--- PROBLEM DETAILS ---
Copy every entry word for word. Skip the pictures.

--- RECORDS FOR THE EXERCISE ---
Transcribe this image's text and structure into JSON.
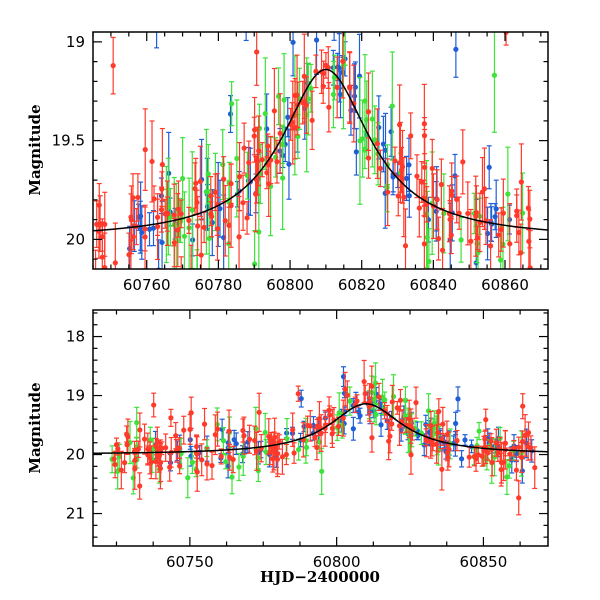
{
  "colors": {
    "blue": "#1f5fd6",
    "green": "#3ee23a",
    "red": "#ff3a2a",
    "model": "#000000"
  },
  "chart_data": [
    {
      "type": "scatter",
      "title": "",
      "xlabel": "",
      "ylabel": "Magnitude",
      "xlim": [
        60745,
        60872
      ],
      "ylim": [
        20.15,
        18.95
      ],
      "y_inverted": true,
      "x_ticks": [
        60760,
        60780,
        60800,
        60820,
        60840,
        60860
      ],
      "y_ticks": [
        19,
        19.5,
        20
      ],
      "y_tick_labels": [
        "19",
        "19.5",
        "20"
      ],
      "model": {
        "baseline": 20.0,
        "peak_mag": 19.14,
        "t0": 60810,
        "tau": 15
      },
      "series": [
        {
          "color": "blue",
          "x_range": [
            60755,
            60865
          ],
          "mean_err": 0.12
        },
        {
          "color": "green",
          "x_range": [
            60765,
            60866
          ],
          "mean_err": 0.18
        },
        {
          "color": "red",
          "x_range": [
            60745,
            60868
          ],
          "mean_err": 0.12
        }
      ]
    },
    {
      "type": "scatter",
      "title": "",
      "xlabel": "HJD−2400000",
      "ylabel": "Magnitude",
      "xlim": [
        60717,
        60872
      ],
      "ylim": [
        21.55,
        17.55
      ],
      "y_inverted": true,
      "x_ticks": [
        60750,
        60800,
        60850
      ],
      "y_ticks": [
        18,
        19,
        20,
        21
      ],
      "y_tick_labels": [
        "18",
        "19",
        "20",
        "21"
      ],
      "model": {
        "baseline": 20.0,
        "peak_mag": 19.14,
        "t0": 60810,
        "tau": 15
      },
      "series": [
        {
          "color": "blue",
          "x_range": [
            60738,
            60867
          ],
          "mean_err": 0.14
        },
        {
          "color": "green",
          "x_range": [
            60723,
            60866
          ],
          "mean_err": 0.22
        },
        {
          "color": "red",
          "x_range": [
            60724,
            60868
          ],
          "mean_err": 0.2
        }
      ]
    }
  ]
}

--- RESULT OF THIS TASK ---
Transcribe this image's text and structure into JSON.
{
  "colors": {
    "blue": "#1f5fd6",
    "green": "#3ee23a",
    "red": "#ff3a2a",
    "model": "#000000"
  },
  "chart_data": [
    {
      "type": "scatter",
      "title": "",
      "xlabel": "",
      "ylabel": "Magnitude",
      "xlim": [
        60745,
        60872
      ],
      "ylim": [
        20.15,
        18.95
      ],
      "y_inverted": true,
      "x_ticks": [
        60760,
        60780,
        60800,
        60820,
        60840,
        60860
      ],
      "y_ticks": [
        19,
        19.5,
        20
      ],
      "y_tick_labels": [
        "19",
        "19.5",
        "20"
      ],
      "model": {
        "baseline": 20.0,
        "peak_mag": 19.14,
        "t0": 60810,
        "tau": 15
      },
      "series": [
        {
          "color": "blue",
          "x_range": [
            60755,
            60865
          ],
          "mean_err": 0.12
        },
        {
          "color": "green",
          "x_range": [
            60765,
            60866
          ],
          "mean_err": 0.18
        },
        {
          "color": "red",
          "x_range": [
            60745,
            60868
          ],
          "mean_err": 0.12
        }
      ]
    },
    {
      "type": "scatter",
      "title": "",
      "xlabel": "HJD−2400000",
      "ylabel": "Magnitude",
      "xlim": [
        60717,
        60872
      ],
      "ylim": [
        21.55,
        17.55
      ],
      "y_inverted": true,
      "x_ticks": [
        60750,
        60800,
        60850
      ],
      "y_ticks": [
        18,
        19,
        20,
        21
      ],
      "y_tick_labels": [
        "18",
        "19",
        "20",
        "21"
      ],
      "model": {
        "baseline": 20.0,
        "peak_mag": 19.14,
        "t0": 60810,
        "tau": 15
      },
      "series": [
        {
          "color": "blue",
          "x_range": [
            60738,
            60867
          ],
          "mean_err": 0.14
        },
        {
          "color": "green",
          "x_range": [
            60723,
            60866
          ],
          "mean_err": 0.22
        },
        {
          "color": "red",
          "x_range": [
            60724,
            60868
          ],
          "mean_err": 0.2
        }
      ]
    }
  ]
}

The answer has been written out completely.